### WRITTEN EXERCISE
Output the material word for word. Leave each picture out.
# MATERIAL FOR THE TASK start
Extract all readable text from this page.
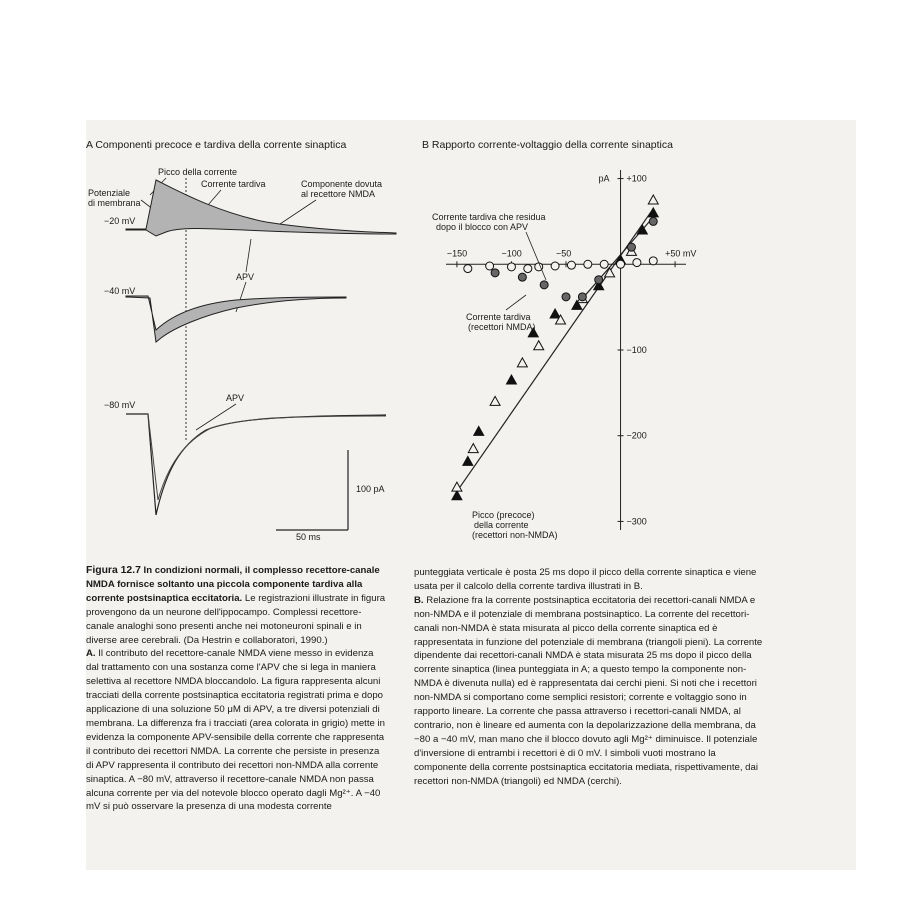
A Componenti precoce e tardiva della corrente sinaptica
Picco della corrente
Corrente tardiva	Componente dovuta
al recettore NMDA
Potenziale
di membrana
−20 mV
−40 mV
−80 mV
APV
APV
100 pA
50 ms
B Rapporto corrente-voltaggio della corrente sinaptica
−150	−100	−50	+50 mV
+100
−100
−200
−300
pA
Corrente tardiva che residua
dopo il blocco con APV
Corrente tardiva
(recettori NMDA)
Picco (precoce)
della corrente
(recettori non-NMDA)

Figura 12.7 In condizioni normali, il complesso recettore-canale NMDA fornisce soltanto una piccola componente tardiva alla corrente postsinaptica eccitatoria. Le registrazioni illustrate in figura provengono da un neurone dell'ippocampo. Complessi recettore-canale analoghi sono presenti anche nei motoneuroni spinali e in diverse aree cerebrali. (Da Hestrin e collaboratori, 1990.)

A. Il contributo del recettore-canale NMDA viene messo in evidenza dal trattamento con una sostanza come l'APV che si lega in maniera selettiva al recettore NMDA bloccandolo. La figura rappresenta alcuni tracciati della corrente postsinaptica eccitatoria registrati prima e dopo applicazione di una soluzione 50 μM di APV, a tre diversi potenziali di membrana. La differenza fra i tracciati (area colorata in grigio) mette in evidenza la componente APV-sensibile della corrente che rappresenta il contributo dei recettori NMDA. La corrente che persiste in presenza di APV rappresenta il contributo dei recettori non-NMDA alla corrente sinaptica. A −80 mV, attraverso il recettore-canale NMDA non passa alcuna corrente per via del notevole blocco operato dagli Mg²⁺. A −40 mV si può osservare la presenza di una modesta corrente

punteggiata verticale è posta 25 ms dopo il picco della corrente sinaptica e viene usata per il calcolo della corrente tardiva illustrati in B.

B. Relazione fra la corrente postsinaptica eccitatoria dei recettori-canali NMDA e non-NMDA e il potenziale di membrana postsinaptico. La corrente del recettori-canali non-NMDA è stata misurata al picco della corrente sinaptica ed è rappresentata in funzione del potenziale di membrana (triangoli pieni). La corrente dipendente dai recettori-canali NMDA è stata misurata 25 ms dopo il picco della corrente sinaptica (linea punteggiata in A; a questo tempo la componente non-NMDA è divenuta nulla) ed è rappresentata dai cerchi pieni. Si noti che i recettori non-NMDA si comportano come semplici resistori; corrente e voltaggio sono in rapporto lineare. La corrente che passa attraverso i recettori-canali NMDA, al contrario, non è lineare ed aumenta con la depolarizzazione della membrana, da −80 a −40 mV, man mano che il blocco dovuto agli Mg²⁺ diminuisce. Il potenziale d'inversione di entrambi i recettori è di 0 mV. I simboli vuoti mostrano la componente della corrente postsinaptica eccitatoria mediata, rispettivamente, dai recettori non-NMDA (triangoli) ed NMDA (cerchi).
# MATERIAL FOR THE TASK end
### SOLUTION TO THE PROBLEM
Extract all readable text from this page.
A Componenti precoce e tardiva della corrente sinaptica
Picco della corrente
Corrente tardiva	Componente dovuta
al recettore NMDA
Potenziale
di membrana
−20 mV
−40 mV
−80 mV
APV
APV
100 pA
50 ms
B Rapporto corrente-voltaggio della corrente sinaptica
−150	−100	−50	+50 mV
+100
−100
−200
−300
pA
Corrente tardiva che residua
dopo il blocco con APV
Corrente tardiva
(recettori NMDA)
Picco (precoce)
della corrente
(recettori non-NMDA)

Figura 12.7 In condizioni normali, il complesso recettore-canale NMDA fornisce soltanto una piccola componente tardiva alla corrente postsinaptica eccitatoria. Le registrazioni illustrate in figura provengono da un neurone dell'ippocampo. Complessi recettore-canale analoghi sono presenti anche nei motoneuroni spinali e in diverse aree cerebrali. (Da Hestrin e collaboratori, 1990.)

A. Il contributo del recettore-canale NMDA viene messo in evidenza dal trattamento con una sostanza come l'APV che si lega in maniera selettiva al recettore NMDA bloccandolo. La figura rappresenta alcuni tracciati della corrente postsinaptica eccitatoria registrati prima e dopo applicazione di una soluzione 50 μM di APV, a tre diversi potenziali di membrana. La differenza fra i tracciati (area colorata in grigio) mette in evidenza la componente APV-sensibile della corrente che rappresenta il contributo dei recettori NMDA. La corrente che persiste in presenza di APV rappresenta il contributo dei recettori non-NMDA alla corrente sinaptica. A −80 mV, attraverso il recettore-canale NMDA non passa alcuna corrente per via del notevole blocco operato dagli Mg²⁺. A −40 mV si può osservare la presenza di una modesta corrente

punteggiata verticale è posta 25 ms dopo il picco della corrente sinaptica e viene usata per il calcolo della corrente tardiva illustrati in B.

B. Relazione fra la corrente postsinaptica eccitatoria dei recettori-canali NMDA e non-NMDA e il potenziale di membrana postsinaptico. La corrente del recettori-canali non-NMDA è stata misurata al picco della corrente sinaptica ed è rappresentata in funzione del potenziale di membrana (triangoli pieni). La corrente dipendente dai recettori-canali NMDA è stata misurata 25 ms dopo il picco della corrente sinaptica (linea punteggiata in A; a questo tempo la componente non-NMDA è divenuta nulla) ed è rappresentata dai cerchi pieni. Si noti che i recettori non-NMDA si comportano come semplici resistori; corrente e voltaggio sono in rapporto lineare. La corrente che passa attraverso i recettori-canali NMDA, al contrario, non è lineare ed aumenta con la depolarizzazione della membrana, da −80 a −40 mV, man mano che il blocco dovuto agli Mg²⁺ diminuisce. Il potenziale d'inversione di entrambi i recettori è di 0 mV. I simboli vuoti mostrano la componente della corrente postsinaptica eccitatoria mediata, rispettivamente, dai recettori non-NMDA (triangoli) ed NMDA (cerchi).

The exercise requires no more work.